Task instructions:
Separate out the lines that hold "Future".

Raw records:
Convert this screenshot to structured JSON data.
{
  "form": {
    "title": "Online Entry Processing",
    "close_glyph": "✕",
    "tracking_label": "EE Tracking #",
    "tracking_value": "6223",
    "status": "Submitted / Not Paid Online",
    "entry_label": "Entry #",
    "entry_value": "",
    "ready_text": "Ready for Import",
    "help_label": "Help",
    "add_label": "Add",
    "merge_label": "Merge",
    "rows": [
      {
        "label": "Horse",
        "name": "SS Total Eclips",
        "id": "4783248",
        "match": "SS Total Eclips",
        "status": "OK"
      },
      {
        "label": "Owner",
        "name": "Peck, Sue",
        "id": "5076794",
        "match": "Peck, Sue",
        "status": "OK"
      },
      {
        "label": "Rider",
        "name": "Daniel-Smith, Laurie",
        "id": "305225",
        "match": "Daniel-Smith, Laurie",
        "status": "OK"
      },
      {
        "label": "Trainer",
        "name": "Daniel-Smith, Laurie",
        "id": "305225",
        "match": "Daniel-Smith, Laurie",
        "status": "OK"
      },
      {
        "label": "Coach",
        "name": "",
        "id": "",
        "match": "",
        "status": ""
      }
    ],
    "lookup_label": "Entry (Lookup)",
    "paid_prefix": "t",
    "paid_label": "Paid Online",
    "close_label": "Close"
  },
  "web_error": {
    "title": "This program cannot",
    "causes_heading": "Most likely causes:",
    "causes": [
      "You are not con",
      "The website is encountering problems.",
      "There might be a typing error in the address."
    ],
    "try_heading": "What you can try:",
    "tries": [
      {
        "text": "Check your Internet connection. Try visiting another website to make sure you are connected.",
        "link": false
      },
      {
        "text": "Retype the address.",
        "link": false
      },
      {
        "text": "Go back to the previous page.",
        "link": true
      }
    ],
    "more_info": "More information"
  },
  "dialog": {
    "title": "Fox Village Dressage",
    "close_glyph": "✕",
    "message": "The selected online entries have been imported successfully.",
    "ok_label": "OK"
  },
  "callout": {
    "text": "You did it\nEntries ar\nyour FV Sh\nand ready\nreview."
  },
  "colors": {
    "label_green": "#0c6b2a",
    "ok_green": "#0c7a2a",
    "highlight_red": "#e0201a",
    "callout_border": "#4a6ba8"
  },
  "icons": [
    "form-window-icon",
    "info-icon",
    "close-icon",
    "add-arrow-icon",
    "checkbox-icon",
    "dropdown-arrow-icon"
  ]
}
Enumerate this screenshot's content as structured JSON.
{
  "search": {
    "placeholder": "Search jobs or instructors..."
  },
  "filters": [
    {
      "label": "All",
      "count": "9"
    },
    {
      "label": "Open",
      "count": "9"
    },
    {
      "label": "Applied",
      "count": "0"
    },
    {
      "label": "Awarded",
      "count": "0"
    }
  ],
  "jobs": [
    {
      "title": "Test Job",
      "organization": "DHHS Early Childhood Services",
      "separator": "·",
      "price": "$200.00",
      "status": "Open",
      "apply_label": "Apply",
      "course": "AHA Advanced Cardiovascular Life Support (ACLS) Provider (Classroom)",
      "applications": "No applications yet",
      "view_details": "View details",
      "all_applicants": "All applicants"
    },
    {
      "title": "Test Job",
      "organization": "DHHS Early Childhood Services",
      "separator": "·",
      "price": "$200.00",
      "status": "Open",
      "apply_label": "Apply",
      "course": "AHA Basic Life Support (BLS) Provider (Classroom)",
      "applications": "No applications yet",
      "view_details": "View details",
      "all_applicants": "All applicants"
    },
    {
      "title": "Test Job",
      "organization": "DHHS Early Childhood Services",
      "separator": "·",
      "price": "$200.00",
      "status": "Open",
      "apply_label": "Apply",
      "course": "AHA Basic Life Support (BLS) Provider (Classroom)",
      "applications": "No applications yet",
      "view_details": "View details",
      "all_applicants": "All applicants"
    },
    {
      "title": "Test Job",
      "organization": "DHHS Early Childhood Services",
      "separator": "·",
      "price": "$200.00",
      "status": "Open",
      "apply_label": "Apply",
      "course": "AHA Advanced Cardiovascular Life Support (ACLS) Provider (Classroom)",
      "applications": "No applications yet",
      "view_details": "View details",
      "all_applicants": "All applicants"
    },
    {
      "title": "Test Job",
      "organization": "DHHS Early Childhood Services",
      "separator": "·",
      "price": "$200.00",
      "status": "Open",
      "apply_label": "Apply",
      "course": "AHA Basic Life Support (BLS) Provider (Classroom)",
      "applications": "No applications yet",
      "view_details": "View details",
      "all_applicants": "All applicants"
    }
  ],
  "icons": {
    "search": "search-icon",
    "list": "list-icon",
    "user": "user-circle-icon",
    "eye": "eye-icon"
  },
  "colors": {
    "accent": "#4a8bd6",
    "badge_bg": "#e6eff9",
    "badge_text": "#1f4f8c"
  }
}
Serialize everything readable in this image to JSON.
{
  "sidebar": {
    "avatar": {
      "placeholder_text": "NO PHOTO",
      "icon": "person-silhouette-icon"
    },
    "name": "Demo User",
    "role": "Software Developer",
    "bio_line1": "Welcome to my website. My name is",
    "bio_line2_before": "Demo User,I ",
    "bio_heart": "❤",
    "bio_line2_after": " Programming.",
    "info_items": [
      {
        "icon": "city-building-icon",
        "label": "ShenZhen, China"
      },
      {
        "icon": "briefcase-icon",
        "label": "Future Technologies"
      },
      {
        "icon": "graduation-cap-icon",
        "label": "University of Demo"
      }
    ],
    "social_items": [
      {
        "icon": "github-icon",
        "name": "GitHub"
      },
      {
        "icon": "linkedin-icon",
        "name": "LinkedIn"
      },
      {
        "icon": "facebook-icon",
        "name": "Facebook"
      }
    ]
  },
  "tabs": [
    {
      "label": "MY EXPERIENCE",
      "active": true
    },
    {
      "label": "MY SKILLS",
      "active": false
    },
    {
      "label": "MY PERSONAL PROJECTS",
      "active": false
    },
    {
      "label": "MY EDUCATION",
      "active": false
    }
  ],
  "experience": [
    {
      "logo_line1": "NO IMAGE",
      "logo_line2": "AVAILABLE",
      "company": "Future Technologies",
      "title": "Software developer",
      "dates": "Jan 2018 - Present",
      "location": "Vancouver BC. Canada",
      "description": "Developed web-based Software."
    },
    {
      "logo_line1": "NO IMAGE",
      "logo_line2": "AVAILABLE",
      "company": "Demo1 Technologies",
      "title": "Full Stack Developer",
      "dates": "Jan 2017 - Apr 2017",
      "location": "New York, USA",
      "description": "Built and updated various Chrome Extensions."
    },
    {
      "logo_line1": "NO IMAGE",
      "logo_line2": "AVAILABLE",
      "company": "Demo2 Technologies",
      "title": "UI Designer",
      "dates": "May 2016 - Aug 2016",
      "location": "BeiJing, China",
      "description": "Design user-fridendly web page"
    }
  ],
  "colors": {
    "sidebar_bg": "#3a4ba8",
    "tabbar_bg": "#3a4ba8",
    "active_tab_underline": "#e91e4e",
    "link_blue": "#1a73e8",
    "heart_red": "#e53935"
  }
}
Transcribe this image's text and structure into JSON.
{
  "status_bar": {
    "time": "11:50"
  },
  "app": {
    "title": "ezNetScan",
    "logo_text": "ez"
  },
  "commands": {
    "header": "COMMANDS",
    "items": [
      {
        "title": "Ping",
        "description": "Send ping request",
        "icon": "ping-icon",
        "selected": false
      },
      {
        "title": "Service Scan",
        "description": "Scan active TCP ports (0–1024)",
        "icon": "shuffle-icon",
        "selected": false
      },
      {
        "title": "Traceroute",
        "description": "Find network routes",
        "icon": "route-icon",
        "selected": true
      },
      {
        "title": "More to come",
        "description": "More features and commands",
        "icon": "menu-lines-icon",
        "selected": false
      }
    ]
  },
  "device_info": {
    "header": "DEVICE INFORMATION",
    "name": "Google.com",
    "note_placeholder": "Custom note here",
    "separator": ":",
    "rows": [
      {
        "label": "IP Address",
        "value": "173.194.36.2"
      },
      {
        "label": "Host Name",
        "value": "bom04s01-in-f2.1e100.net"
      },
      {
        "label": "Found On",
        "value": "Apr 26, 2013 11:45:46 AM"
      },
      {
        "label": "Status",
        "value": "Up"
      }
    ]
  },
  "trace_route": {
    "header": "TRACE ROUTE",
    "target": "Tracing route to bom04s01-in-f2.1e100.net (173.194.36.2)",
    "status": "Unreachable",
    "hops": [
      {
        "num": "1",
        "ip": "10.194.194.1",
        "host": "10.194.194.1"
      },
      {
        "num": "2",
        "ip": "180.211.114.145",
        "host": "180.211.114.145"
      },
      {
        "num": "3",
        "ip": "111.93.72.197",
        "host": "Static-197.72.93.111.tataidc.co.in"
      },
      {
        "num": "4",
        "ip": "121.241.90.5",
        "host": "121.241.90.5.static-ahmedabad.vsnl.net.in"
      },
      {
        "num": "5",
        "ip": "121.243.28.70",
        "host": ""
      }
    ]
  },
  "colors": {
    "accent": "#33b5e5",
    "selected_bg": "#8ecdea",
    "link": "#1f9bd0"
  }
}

Answer for this exercise:
        "label": "Future Technologies"
      "company": "Future Technologies",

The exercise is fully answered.